• [Collection entries]
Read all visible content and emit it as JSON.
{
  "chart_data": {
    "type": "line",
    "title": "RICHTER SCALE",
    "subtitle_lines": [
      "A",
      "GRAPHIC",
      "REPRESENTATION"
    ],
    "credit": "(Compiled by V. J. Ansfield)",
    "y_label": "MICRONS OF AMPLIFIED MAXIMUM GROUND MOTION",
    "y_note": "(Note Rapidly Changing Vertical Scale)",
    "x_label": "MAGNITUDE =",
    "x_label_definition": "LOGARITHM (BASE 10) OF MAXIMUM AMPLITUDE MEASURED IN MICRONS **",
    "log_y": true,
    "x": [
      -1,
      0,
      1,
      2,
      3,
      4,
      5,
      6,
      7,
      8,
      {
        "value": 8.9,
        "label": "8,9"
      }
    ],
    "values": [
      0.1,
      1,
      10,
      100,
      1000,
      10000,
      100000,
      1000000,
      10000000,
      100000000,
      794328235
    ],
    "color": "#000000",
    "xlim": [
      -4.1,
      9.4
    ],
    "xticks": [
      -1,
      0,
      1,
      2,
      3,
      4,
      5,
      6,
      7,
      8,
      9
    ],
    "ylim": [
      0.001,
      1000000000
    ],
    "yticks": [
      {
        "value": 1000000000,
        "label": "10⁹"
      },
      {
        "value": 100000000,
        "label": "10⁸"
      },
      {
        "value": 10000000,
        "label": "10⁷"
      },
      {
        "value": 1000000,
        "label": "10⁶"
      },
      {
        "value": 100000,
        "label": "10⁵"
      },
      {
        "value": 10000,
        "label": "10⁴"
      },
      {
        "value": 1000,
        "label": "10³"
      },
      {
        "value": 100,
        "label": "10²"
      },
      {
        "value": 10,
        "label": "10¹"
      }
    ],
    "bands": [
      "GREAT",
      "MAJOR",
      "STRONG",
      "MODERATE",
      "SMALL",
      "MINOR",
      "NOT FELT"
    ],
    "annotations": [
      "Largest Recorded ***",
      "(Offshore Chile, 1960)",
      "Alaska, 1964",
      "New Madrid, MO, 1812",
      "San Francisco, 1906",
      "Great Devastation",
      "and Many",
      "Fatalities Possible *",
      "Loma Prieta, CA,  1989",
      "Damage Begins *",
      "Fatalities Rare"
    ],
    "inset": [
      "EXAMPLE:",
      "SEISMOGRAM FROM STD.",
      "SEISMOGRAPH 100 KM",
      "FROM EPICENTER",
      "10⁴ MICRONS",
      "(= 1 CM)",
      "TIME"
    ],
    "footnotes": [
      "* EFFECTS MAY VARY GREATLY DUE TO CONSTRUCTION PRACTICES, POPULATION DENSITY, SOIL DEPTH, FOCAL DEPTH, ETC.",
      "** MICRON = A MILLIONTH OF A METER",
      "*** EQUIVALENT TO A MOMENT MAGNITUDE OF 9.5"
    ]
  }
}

• [WHAT THIS TASK INVOLVES]
Find the string "MAGNITUDE" in the entries above and return each line that holds it.

• [SOLUTION FOR THIS PROBLEM]
    "x_label": "MAGNITUDE =",
      "*** EQUIVALENT TO A MOMENT MAGNITUDE OF 9.5"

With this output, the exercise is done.